§ **REQUEST**:
Omit every picture and output the rest of the records exactly as they are.

§ **STORED RECORDS**:
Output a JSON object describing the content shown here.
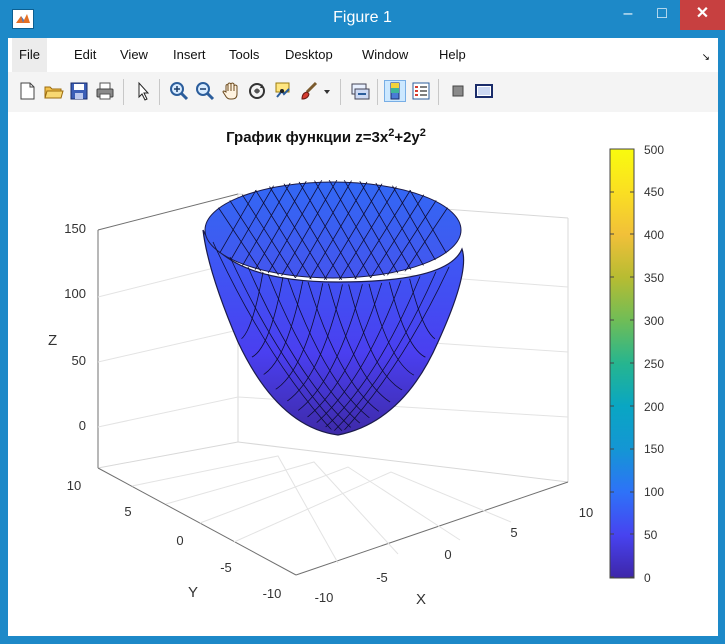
{
  "window": {
    "title": "Figure 1",
    "min": "–",
    "max": "□",
    "close": "✕"
  },
  "menu": {
    "items": [
      "File",
      "Edit",
      "View",
      "Insert",
      "Tools",
      "Desktop",
      "Window",
      "Help"
    ],
    "overflow": "↘"
  },
  "toolbar": {
    "icons": [
      "new-figure-icon",
      "open-file-icon",
      "save-icon",
      "print-icon",
      "pointer-icon",
      "zoom-in-icon",
      "zoom-out-icon",
      "pan-hand-icon",
      "rotate-3d-icon",
      "data-cursor-icon",
      "brush-icon",
      "link-plot-icon",
      "colorbar-icon",
      "legend-icon",
      "hide-tools-icon",
      "show-tools-icon"
    ]
  },
  "chart_data": {
    "type": "surface",
    "title": "График функции z=3x²+2y²",
    "title_parts": {
      "base": "График функции z=3x",
      "sup1": "2",
      "mid": "+2y",
      "sup2": "2"
    },
    "function": "z = 3x^2 + 2y^2",
    "xlabel": "X",
    "ylabel": "Y",
    "zlabel": "Z",
    "x_ticks": [
      "-10",
      "-5",
      "0",
      "5",
      "10"
    ],
    "y_ticks": [
      "-10",
      "-5",
      "0",
      "5",
      "10"
    ],
    "z_ticks": [
      "0",
      "50",
      "100",
      "150"
    ],
    "xlim": [
      -10,
      10
    ],
    "ylim": [
      -10,
      10
    ],
    "zlim": [
      -10,
      150
    ],
    "colorbar_ticks": [
      "0",
      "50",
      "100",
      "150",
      "200",
      "250",
      "300",
      "350",
      "400",
      "450",
      "500"
    ],
    "colorbar_range": [
      0,
      500
    ],
    "colormap": [
      "#3e26a8",
      "#4743f0",
      "#2e72f8",
      "#1496d4",
      "#09a6c3",
      "#26b58f",
      "#6fbd57",
      "#b7bc32",
      "#f1c039",
      "#fadf22",
      "#f9fb0e"
    ],
    "grid": true,
    "surface_color": "#3c63f6",
    "inner_color": "#3f5ee8"
  }
}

§ **RIGHT ANSWER**:
Output a JSON object describing the content shown here.
{
  "window": {
    "title": "Figure 1",
    "min": "–",
    "max": "□",
    "close": "✕"
  },
  "menu": {
    "items": [
      "File",
      "Edit",
      "View",
      "Insert",
      "Tools",
      "Desktop",
      "Window",
      "Help"
    ],
    "overflow": "↘"
  },
  "toolbar": {
    "icons": [
      "new-figure-icon",
      "open-file-icon",
      "save-icon",
      "print-icon",
      "pointer-icon",
      "zoom-in-icon",
      "zoom-out-icon",
      "pan-hand-icon",
      "rotate-3d-icon",
      "data-cursor-icon",
      "brush-icon",
      "link-plot-icon",
      "colorbar-icon",
      "legend-icon",
      "hide-tools-icon",
      "show-tools-icon"
    ]
  },
  "chart_data": {
    "type": "surface",
    "title": "График функции z=3x²+2y²",
    "title_parts": {
      "base": "График функции z=3x",
      "sup1": "2",
      "mid": "+2y",
      "sup2": "2"
    },
    "function": "z = 3x^2 + 2y^2",
    "xlabel": "X",
    "ylabel": "Y",
    "zlabel": "Z",
    "x_ticks": [
      "-10",
      "-5",
      "0",
      "5",
      "10"
    ],
    "y_ticks": [
      "-10",
      "-5",
      "0",
      "5",
      "10"
    ],
    "z_ticks": [
      "0",
      "50",
      "100",
      "150"
    ],
    "xlim": [
      -10,
      10
    ],
    "ylim": [
      -10,
      10
    ],
    "zlim": [
      -10,
      150
    ],
    "colorbar_ticks": [
      "0",
      "50",
      "100",
      "150",
      "200",
      "250",
      "300",
      "350",
      "400",
      "450",
      "500"
    ],
    "colorbar_range": [
      0,
      500
    ],
    "colormap": [
      "#3e26a8",
      "#4743f0",
      "#2e72f8",
      "#1496d4",
      "#09a6c3",
      "#26b58f",
      "#6fbd57",
      "#b7bc32",
      "#f1c039",
      "#fadf22",
      "#f9fb0e"
    ],
    "grid": true,
    "surface_color": "#3c63f6",
    "inner_color": "#3f5ee8"
  }
}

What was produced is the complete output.